• **Problem**
Your task is to copy the lines from the line containing "Give me a plain-text" through the end of the listing below, both included, without any pictures.

• **Input material**

* * * * * * * * *

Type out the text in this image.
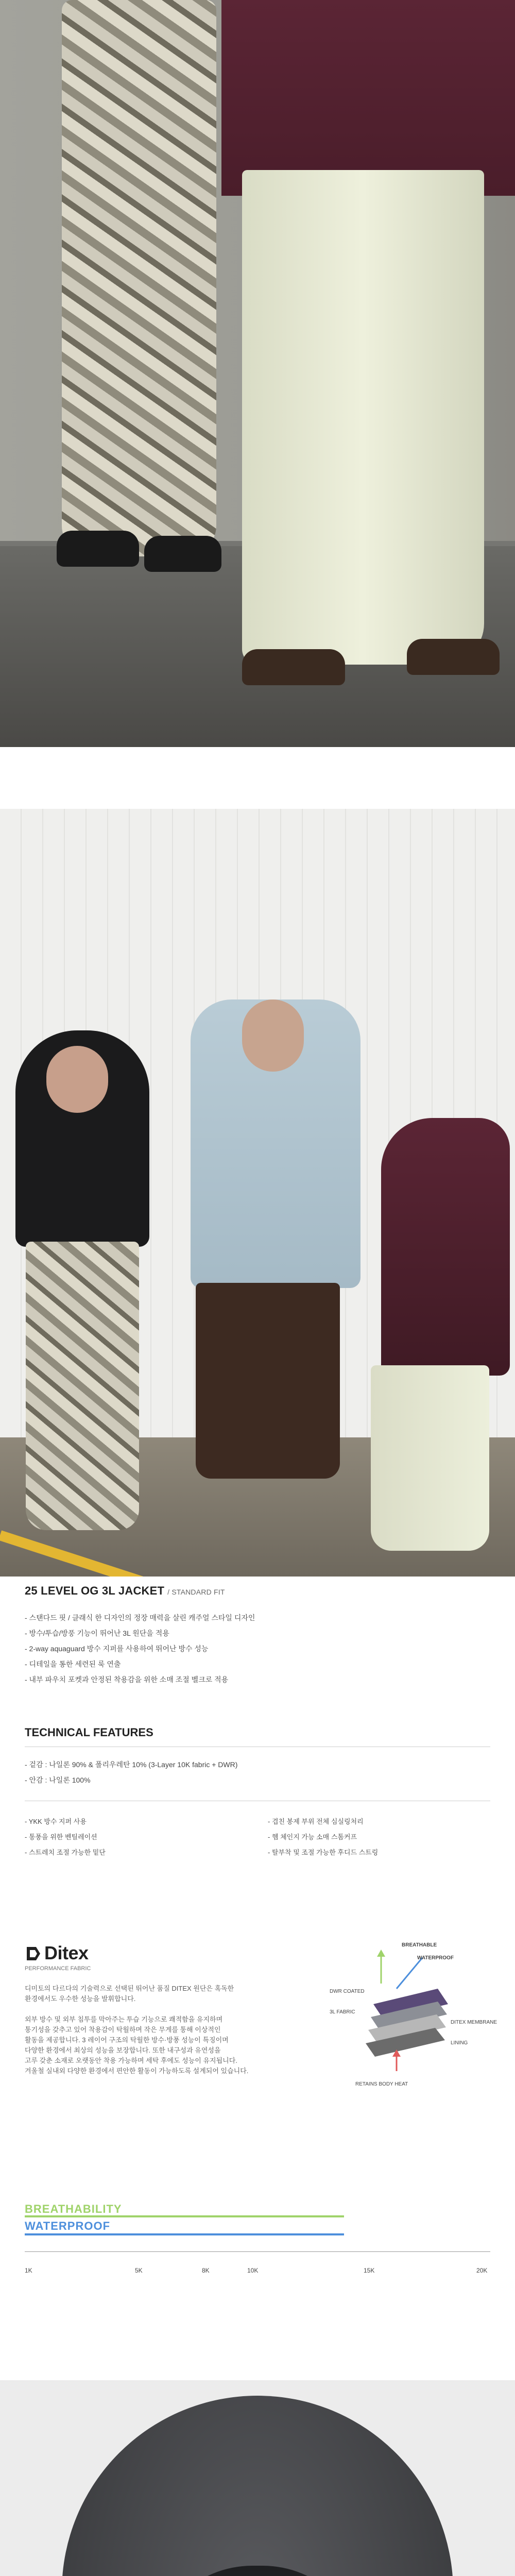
25 LEVEL OG 3L JACKET / STANDARD FIT
- 스탠다드 핏 / 클래식 한 디자인의 정장 매력을 살린 캐주얼 스타일 디자인
- 방수/투습/방풍 기능이 뛰어난 3L 원단을 적용
- 2-way aquaguard 방수 지퍼를 사용하여 뛰어난 방수 성능
- 디테일을 통한 세련된 룩 연출
- 내부 파우치 포켓과 안정된 착용감을 위한 소매 조절 벨크로 적용
TECHNICAL FEATURES
- 겉감 : 나일론 90% & 폴리우레탄 10% (3-Layer 10K fabric + DWR)
- 안감 : 나일론 100%
- YKK 방수 지퍼 사용
- 통풍을 위한 벤틸레이션
- 스트레치 조절 가능한 밑단
- 겹친 봉제 부위 전체 심실링처리
- 헴 체인지 가능 소매 스톰커프
- 탈부착 및 조절 가능한 후디드 스트링
Ditex
PERFORMANCE FABRIC
디미토의 다르다의 기술력으로 선택된 뛰어난 품질 DITEX 원단은 혹독한
환경에서도 우수한 성능을 발휘합니다.
외부 방수 및 외부 침투를 막아주는 투습 기능으로 쾌적함을 유지하며
통기성을 갖추고 있어 착용감이 탁월하며 작은 무게를 통해 이상적인
활동을 제공합니다. 3 레이어 구조의 탁월한 방수·방풍 성능이 특징이며
다양한 환경에서 최상의 성능을 보장합니다. 또한 내구성과 유연성을
고루 갖춘 소재로 오랫동안 착용 가능하며 세탁 후에도 성능이 유지됩니다.
겨울철 실내외 다양한 환경에서 편안한 활동이 가능하도록 설계되어 있습니다.
BREATHABLE
WATERPROOF
DWR COATED
3L FABRIC
DITEX MEMBRANE
LINING
RETAINS BODY HEAT
BREATHABILITY
WATERPROOF
1K	5K	8K	10K	15K	20K
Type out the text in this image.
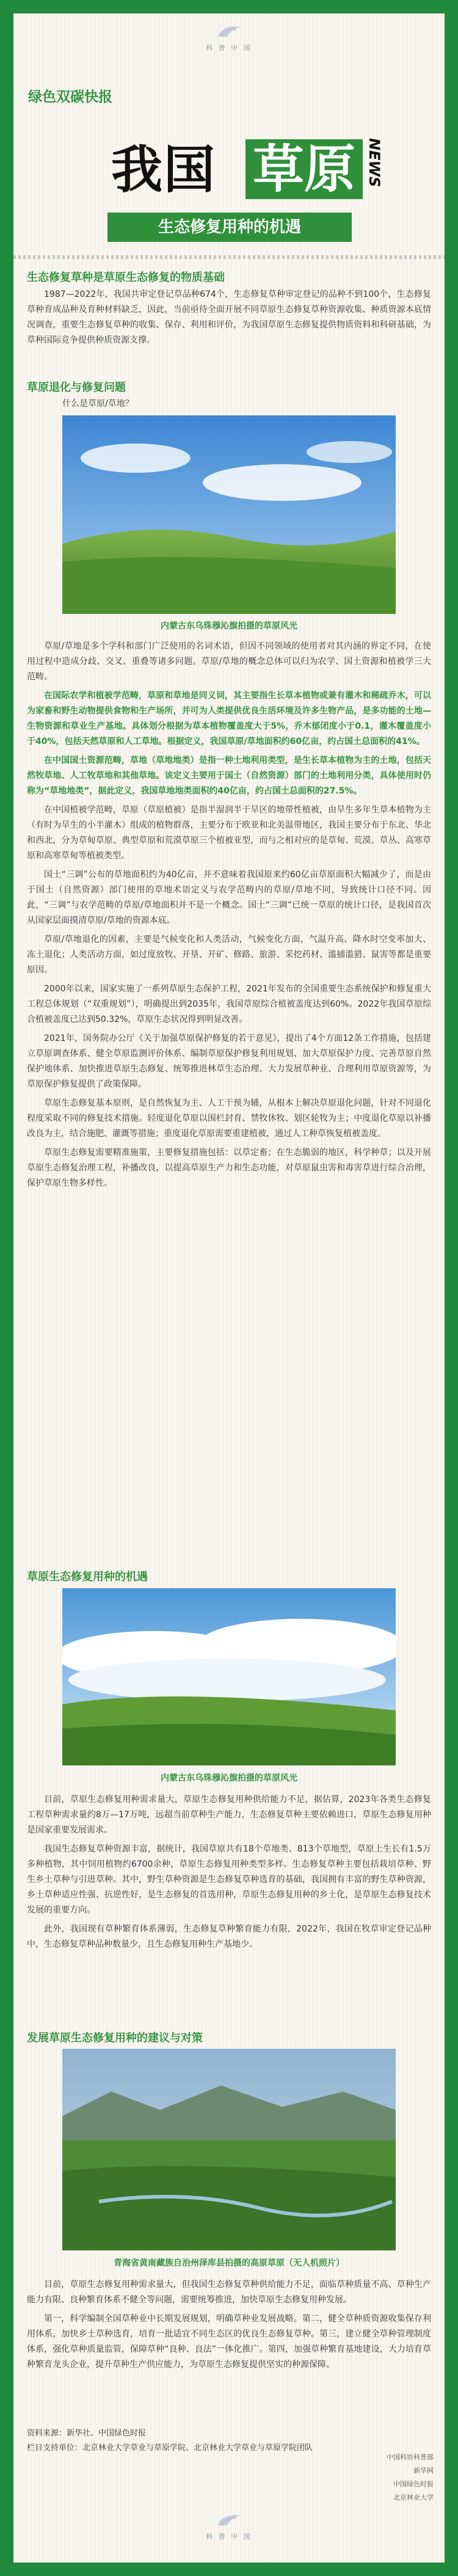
科 普 中 国
绿色双碳快报
我国 草原 NEWS
生态修复用种的机遇
生态修复草种是草原生态修复的物质基础

1987—2022年，我国共审定登记草品种674个，生态修复草种审定登记的品种不到100个，生态修复草种育成品种及育种材料缺乏，因此，当前亟待全面开展不同草原生态修复草种资源收集、种质资源本底情况调查，重要生态修复草种的收集、保存、利用和评价，为我国草原生态修复提供物质资料和科研基础，为草种国际竞争提供种质资源支撑。

草原退化与修复问题
什么是草原/草地？
内蒙古东乌珠穆沁旗拍摄的草原风光

草原/草地是多个学科和部门广泛使用的名词术语，但因不同领域的使用者对其内涵的界定不同，在使用过程中造成分歧、交叉、重叠等诸多问题。草原/草地的概念总体可以归为农学、国土资源和植被学三大范畴。

在国际农学和植被学范畴，草原和草地是同义词，其主要指生长草本植物或兼有灌木和稀疏乔木，可以为家畜和野生动物提供食物和生产场所，并可为人类提供优良生活环境及许多生物产品，是多功能的土地—生物资源和草业生产基地。具体划分根据为草本植物覆盖度大于5%，乔木郁闭度小于0.1，灌木覆盖度小于40%，包括天然草原和人工草地。根据定义，我国草原/草地面积约60亿亩，约占国土总面积的41%。

在中国国土资源范畴，草地（草地地类）是指一种土地利用类型，是生长草本植物为主的土地，包括天然牧草地、人工牧草地和其他草地。该定义主要用于国土（自然资源）部门的土地利用分类，具体使用时仍称为“草地地类”，据此定义，我国草地地类面积约40亿亩，约占国土总面积的27.5%。

在中国植被学范畴，草原（草原植被）是指半湿润半干旱区的地带性植被，由旱生多年生草本植物为主（有时为旱生的小半灌木）组成的植物群落，主要分布于欧亚和北美温带地区，我国主要分布于东北、华北和西北，分为草甸草原、典型草原和荒漠草原三个植被亚型，而与之相对应的是草甸、荒漠、草丛、高寒草原和高寒草甸等植被类型。

国土“三调”公布的草地面积约为40亿亩，并不意味着我国原来约60亿亩草原面积大幅减少了，而是由于国土（自然资源）部门使用的草地术语定义与农学范畴内的草原/草地不同，导致统计口径不同。因此，“三调”与农学范畴的草原/草地面积并不是一个概念。国土“三调”已统一草原的统计口径，是我国首次从国家层面摸清草原/草地的资源本底。

草原/草地退化的因素，主要是气候变化和人类活动，气候变化方面，气温升高、降水时空变率加大、冻土退化；人类活动方面，如过度放牧、开垦、开矿、修路、旅游、采挖药材、滥捕滥猎、鼠害等都是重要原因。

2000年以来，国家实施了一系列草原生态保护工程，2021年发布的全国重要生态系统保护和修复重大工程总体规划（“双重规划”），明确提出到2035年，我国草原综合植被盖度达到60%。2022年我国草原综合植被盖度已达到50.32%，草原生态状况得到明显改善。

2021年，国务院办公厅《关于加强草原保护修复的若干意见》，提出了4个方面12条工作措施，包括建立草原调查体系、健全草原监测评价体系、编制草原保护修复利用规划、加大草原保护力度、完善草原自然保护地体系、加快推进草原生态修复、统筹推进林草生态治理、大力发展草种业、合理利用草原资源等，为草原保护修复提供了政策保障。

草原生态修复基本原则，是自然恢复为主、人工干预为辅，从根本上解决草原退化问题，针对不同退化程度采取不同的修复技术措施。轻度退化草原以围栏封育、禁牧休牧、划区轮牧为主；中度退化草原以补播改良为主，结合施肥、灌溉等措施；重度退化草原需要重建植被，通过人工种草恢复植被盖度。

草原生态修复需要精准施策，主要修复措施包括：以草定畜；在生态脆弱的地区，科学种草；以及开展草原生态修复治理工程，补播改良，以提高草原生产力和生态功能，对草原鼠虫害和毒害草进行综合治理，保护草原生物多样性。

草原生态修复用种的机遇
内蒙古东乌珠穆沁旗拍摄的草原风光

目前，草原生态修复用种需求量大，草原生态修复用种供给能力不足，据估算，2023年各类生态修复工程草种需求量约8万—17万吨，远超当前草种生产能力，生态修复草种主要依赖进口，草原生态修复用种是国家重要发展需求。

我国生态修复草种资源丰富，据统计，我国草原共有18个草地类、813个草地型，草原上生长有1.5万多种植物，其中饲用植物约6700余种，草原生态修复用种类型多样。生态修复草种主要包括栽培草种、野生乡土草种与引进草种。其中，野生草种资源是生态修复草种选育的基础，我国拥有丰富的野生草种资源，乡土草种适应性强、抗逆性好，是生态修复的首选用种，草原生态修复用种的乡土化，是草原生态修复技术发展的重要方向。

此外，我国现有草种繁育体系薄弱，生态修复草种繁育能力有限，2022年，我国在牧草审定登记品种中，生态修复草种品种数量少，且生态修复用种生产基地少。

发展草原生态修复用种的建议与对策
青海省黄南藏族自治州泽库县拍摄的高原草原（无人机照片）

目前，草原生态修复用种需求量大，但我国生态修复草种供给能力不足，面临草种质量不高、草种生产能力有限、良种繁育体系不健全等问题，需要统筹推进，加快草原生态修复用种发展。

第一，科学编制全国草种业中长期发展规划，明确草种业发展战略。第二，健全草种质资源收集保存利用体系，加快乡土草种选育，培育一批适宜不同生态区的优良生态修复草种。第三，建立健全草种管理制度体系，强化草种质量监管，保障草种“良种、良法”一体化推广。第四，加强草种繁育基地建设，大力培育草种繁育龙头企业，提升草种生产供应能力，为草原生态修复提供坚实的种源保障。

资料来源：新华社、中国绿色时报
栏目支持单位：北京林业大学草业与草原学院、北京林业大学草业与草原学院团队
中国科协科普部
新华网
中国绿色时报
北京林业大学
科 普 中 国
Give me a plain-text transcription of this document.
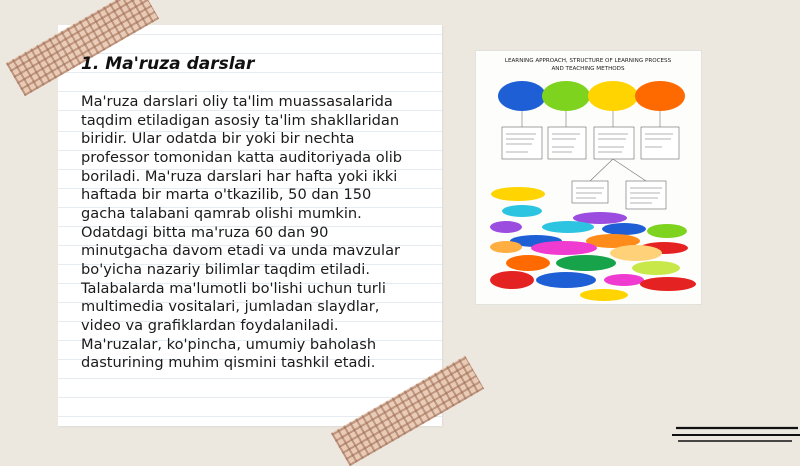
1. Ma'ruza darslar

Ma'ruza darslari oliy ta'lim muassasalarida taqdim etiladigan asosiy ta'lim shakllaridan biridir. Ular odatda bir yoki bir nechta professor tomonidan katta auditoriyada olib boriladi. Ma'ruza darslari har hafta yoki ikki haftada bir marta o'tkazilib, 50 dan 150 gacha talabani qamrab olishi mumkin. Odatdagi bitta ma'ruza 60 dan 90 minutgacha davom etadi va unda mavzular bo'yicha nazariy bilimlar taqdim etiladi. Talabalarda ma'lumotli bo'lishi uchun turli multimedia vositalari, jumladan slaydlar, video va grafiklardan foydalaniladi. Ma'ruzalar, ko'pincha, umumiy baholash dasturining muhim qismini tashkil etadi.

LEARNING APPROACH, STRUCTURE OF LEARNING PROCESS
AND TEACHING METHODS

* * * * * * * * *

• **Solution**
Give me a plain-text transcription of this document.
1. Ma'ruza darslar

Ma'ruza darslari oliy ta'lim muassasalarida taqdim etiladigan asosiy ta'lim shakllaridan biridir. Ular odatda bir yoki bir nechta professor tomonidan katta auditoriyada olib boriladi. Ma'ruza darslari har hafta yoki ikki haftada bir marta o'tkazilib, 50 dan 150 gacha talabani qamrab olishi mumkin. Odatdagi bitta ma'ruza 60 dan 90 minutgacha davom etadi va unda mavzular bo'yicha nazariy bilimlar taqdim etiladi. Talabalarda ma'lumotli bo'lishi uchun turli multimedia vositalari, jumladan slaydlar, video va grafiklardan foydalaniladi. Ma'ruzalar, ko'pincha, umumiy baholash dasturining muhim qismini tashkil etadi.

LEARNING APPROACH, STRUCTURE OF LEARNING PROCESS
AND TEACHING METHODS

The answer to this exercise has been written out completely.